*** Exercise inputs ***

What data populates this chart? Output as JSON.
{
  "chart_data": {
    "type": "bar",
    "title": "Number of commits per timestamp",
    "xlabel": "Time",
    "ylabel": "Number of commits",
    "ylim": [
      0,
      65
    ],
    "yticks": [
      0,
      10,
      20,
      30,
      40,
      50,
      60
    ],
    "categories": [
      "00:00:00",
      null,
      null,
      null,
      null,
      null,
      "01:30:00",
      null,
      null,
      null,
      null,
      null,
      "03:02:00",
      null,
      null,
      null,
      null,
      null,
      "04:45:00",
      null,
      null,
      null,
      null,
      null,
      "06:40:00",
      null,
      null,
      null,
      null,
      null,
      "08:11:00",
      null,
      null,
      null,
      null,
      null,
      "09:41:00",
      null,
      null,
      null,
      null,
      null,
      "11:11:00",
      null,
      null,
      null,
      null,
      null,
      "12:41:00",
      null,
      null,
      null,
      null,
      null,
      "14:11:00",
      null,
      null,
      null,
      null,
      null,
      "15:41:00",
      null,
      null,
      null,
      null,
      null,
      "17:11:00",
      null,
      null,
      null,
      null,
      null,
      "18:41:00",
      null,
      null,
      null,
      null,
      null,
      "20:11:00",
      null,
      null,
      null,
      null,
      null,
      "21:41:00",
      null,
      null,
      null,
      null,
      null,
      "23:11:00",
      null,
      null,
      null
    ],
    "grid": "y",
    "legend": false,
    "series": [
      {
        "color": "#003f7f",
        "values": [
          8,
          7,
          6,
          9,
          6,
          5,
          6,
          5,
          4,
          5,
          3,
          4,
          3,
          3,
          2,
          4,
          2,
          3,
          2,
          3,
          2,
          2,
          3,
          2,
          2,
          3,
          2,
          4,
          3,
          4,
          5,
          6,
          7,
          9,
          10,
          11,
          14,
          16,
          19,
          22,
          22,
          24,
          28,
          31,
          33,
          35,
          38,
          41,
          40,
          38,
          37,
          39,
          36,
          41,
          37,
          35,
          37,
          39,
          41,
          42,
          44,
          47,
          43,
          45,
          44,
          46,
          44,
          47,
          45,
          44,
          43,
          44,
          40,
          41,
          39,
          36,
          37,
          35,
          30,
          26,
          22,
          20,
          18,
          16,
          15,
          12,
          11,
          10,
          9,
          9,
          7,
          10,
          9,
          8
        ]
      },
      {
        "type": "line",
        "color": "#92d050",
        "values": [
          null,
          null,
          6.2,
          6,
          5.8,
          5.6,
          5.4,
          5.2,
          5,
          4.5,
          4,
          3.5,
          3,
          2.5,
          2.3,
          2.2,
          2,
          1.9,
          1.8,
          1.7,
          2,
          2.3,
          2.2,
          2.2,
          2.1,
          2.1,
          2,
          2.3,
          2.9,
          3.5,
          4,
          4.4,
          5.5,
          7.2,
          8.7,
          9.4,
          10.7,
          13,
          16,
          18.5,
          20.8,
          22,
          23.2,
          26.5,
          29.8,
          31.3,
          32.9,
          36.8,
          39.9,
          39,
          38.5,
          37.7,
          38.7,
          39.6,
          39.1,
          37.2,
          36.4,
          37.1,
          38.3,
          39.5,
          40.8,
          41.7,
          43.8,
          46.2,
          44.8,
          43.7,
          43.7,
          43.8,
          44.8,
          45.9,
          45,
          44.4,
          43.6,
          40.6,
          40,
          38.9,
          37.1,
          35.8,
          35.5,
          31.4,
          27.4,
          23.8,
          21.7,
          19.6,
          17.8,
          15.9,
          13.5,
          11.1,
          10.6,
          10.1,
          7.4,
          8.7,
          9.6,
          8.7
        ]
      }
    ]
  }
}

***

**The task**
Send back all of the entries exactly, with nothing missing.

**Answer to this problem**
What data populates this chart? Output as JSON.
{
  "chart_data": {
    "type": "bar",
    "title": "Number of commits per timestamp",
    "xlabel": "Time",
    "ylabel": "Number of commits",
    "ylim": [
      0,
      65
    ],
    "yticks": [
      0,
      10,
      20,
      30,
      40,
      50,
      60
    ],
    "categories": [
      "00:00:00",
      null,
      null,
      null,
      null,
      null,
      "01:30:00",
      null,
      null,
      null,
      null,
      null,
      "03:02:00",
      null,
      null,
      null,
      null,
      null,
      "04:45:00",
      null,
      null,
      null,
      null,
      null,
      "06:40:00",
      null,
      null,
      null,
      null,
      null,
      "08:11:00",
      null,
      null,
      null,
      null,
      null,
      "09:41:00",
      null,
      null,
      null,
      null,
      null,
      "11:11:00",
      null,
      null,
      null,
      null,
      null,
      "12:41:00",
      null,
      null,
      null,
      null,
      null,
      "14:11:00",
      null,
      null,
      null,
      null,
      null,
      "15:41:00",
      null,
      null,
      null,
      null,
      null,
      "17:11:00",
      null,
      null,
      null,
      null,
      null,
      "18:41:00",
      null,
      null,
      null,
      null,
      null,
      "20:11:00",
      null,
      null,
      null,
      null,
      null,
      "21:41:00",
      null,
      null,
      null,
      null,
      null,
      "23:11:00",
      null,
      null,
      null
    ],
    "grid": "y",
    "legend": false,
    "series": [
      {
        "color": "#003f7f",
        "values": [
          8,
          7,
          6,
          9,
          6,
          5,
          6,
          5,
          4,
          5,
          3,
          4,
          3,
          3,
          2,
          4,
          2,
          3,
          2,
          3,
          2,
          2,
          3,
          2,
          2,
          3,
          2,
          4,
          3,
          4,
          5,
          6,
          7,
          9,
          10,
          11,
          14,
          16,
          19,
          22,
          22,
          24,
          28,
          31,
          33,
          35,
          38,
          41,
          40,
          38,
          37,
          39,
          36,
          41,
          37,
          35,
          37,
          39,
          41,
          42,
          44,
          47,
          43,
          45,
          44,
          46,
          44,
          47,
          45,
          44,
          43,
          44,
          40,
          41,
          39,
          36,
          37,
          35,
          30,
          26,
          22,
          20,
          18,
          16,
          15,
          12,
          11,
          10,
          9,
          9,
          7,
          10,
          9,
          8
        ]
      },
      {
        "type": "line",
        "color": "#92d050",
        "values": [
          null,
          null,
          6.2,
          6,
          5.8,
          5.6,
          5.4,
          5.2,
          5,
          4.5,
          4,
          3.5,
          3,
          2.5,
          2.3,
          2.2,
          2,
          1.9,
          1.8,
          1.7,
          2,
          2.3,
          2.2,
          2.2,
          2.1,
          2.1,
          2,
          2.3,
          2.9,
          3.5,
          4,
          4.4,
          5.5,
          7.2,
          8.7,
          9.4,
          10.7,
          13,
          16,
          18.5,
          20.8,
          22,
          23.2,
          26.5,
          29.8,
          31.3,
          32.9,
          36.8,
          39.9,
          39,
          38.5,
          37.7,
          38.7,
          39.6,
          39.1,
          37.2,
          36.4,
          37.1,
          38.3,
          39.5,
          40.8,
          41.7,
          43.8,
          46.2,
          44.8,
          43.7,
          43.7,
          43.8,
          44.8,
          45.9,
          45,
          44.4,
          43.6,
          40.6,
          40,
          38.9,
          37.1,
          35.8,
          35.5,
          31.4,
          27.4,
          23.8,
          21.7,
          19.6,
          17.8,
          15.9,
          13.5,
          11.1,
          10.6,
          10.1,
          7.4,
          8.7,
          9.6,
          8.7
        ]
      }
    ]
  }
}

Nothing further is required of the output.